**INSTRUCTION:**
Check each line of the records below and collect those that include the word "aqüífers".

**THE RECORDS:**
------------------------------------------------------------

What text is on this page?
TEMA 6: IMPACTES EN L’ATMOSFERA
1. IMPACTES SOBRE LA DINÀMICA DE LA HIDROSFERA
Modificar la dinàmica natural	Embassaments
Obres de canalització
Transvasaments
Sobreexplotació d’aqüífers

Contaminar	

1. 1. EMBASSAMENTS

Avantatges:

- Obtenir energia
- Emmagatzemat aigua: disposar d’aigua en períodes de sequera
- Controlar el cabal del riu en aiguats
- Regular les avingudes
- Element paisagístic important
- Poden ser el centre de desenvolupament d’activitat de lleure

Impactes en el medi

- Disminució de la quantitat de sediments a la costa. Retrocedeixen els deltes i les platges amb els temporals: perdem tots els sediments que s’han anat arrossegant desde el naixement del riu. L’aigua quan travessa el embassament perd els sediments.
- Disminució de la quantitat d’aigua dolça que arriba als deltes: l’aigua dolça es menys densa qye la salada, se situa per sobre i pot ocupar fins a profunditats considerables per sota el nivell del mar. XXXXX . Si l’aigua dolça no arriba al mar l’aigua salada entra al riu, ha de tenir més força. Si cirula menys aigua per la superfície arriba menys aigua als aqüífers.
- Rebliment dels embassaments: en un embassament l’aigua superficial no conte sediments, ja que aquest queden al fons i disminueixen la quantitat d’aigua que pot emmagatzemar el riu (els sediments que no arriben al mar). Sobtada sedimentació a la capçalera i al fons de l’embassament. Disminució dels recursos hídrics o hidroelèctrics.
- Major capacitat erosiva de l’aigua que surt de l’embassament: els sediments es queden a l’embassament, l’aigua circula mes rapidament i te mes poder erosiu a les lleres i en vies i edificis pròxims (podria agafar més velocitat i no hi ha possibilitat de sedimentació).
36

------------------------------------------------------------

**EXERCISE ANSWER:**
Sobreexplotació d’aqüífers
- Disminució de la quantitat d’aigua dolça que arriba als deltes: l’aigua dolça es menys densa qye la salada, se situa per sobre i pot ocupar fins a profunditats considerables per sota el nivell del mar. XXXXX . Si l’aigua dolça no arriba al mar l’aigua salada entra al riu, ha de tenir més força. Si cirula menys aigua per la superfície arriba menys aigua als aqüífers.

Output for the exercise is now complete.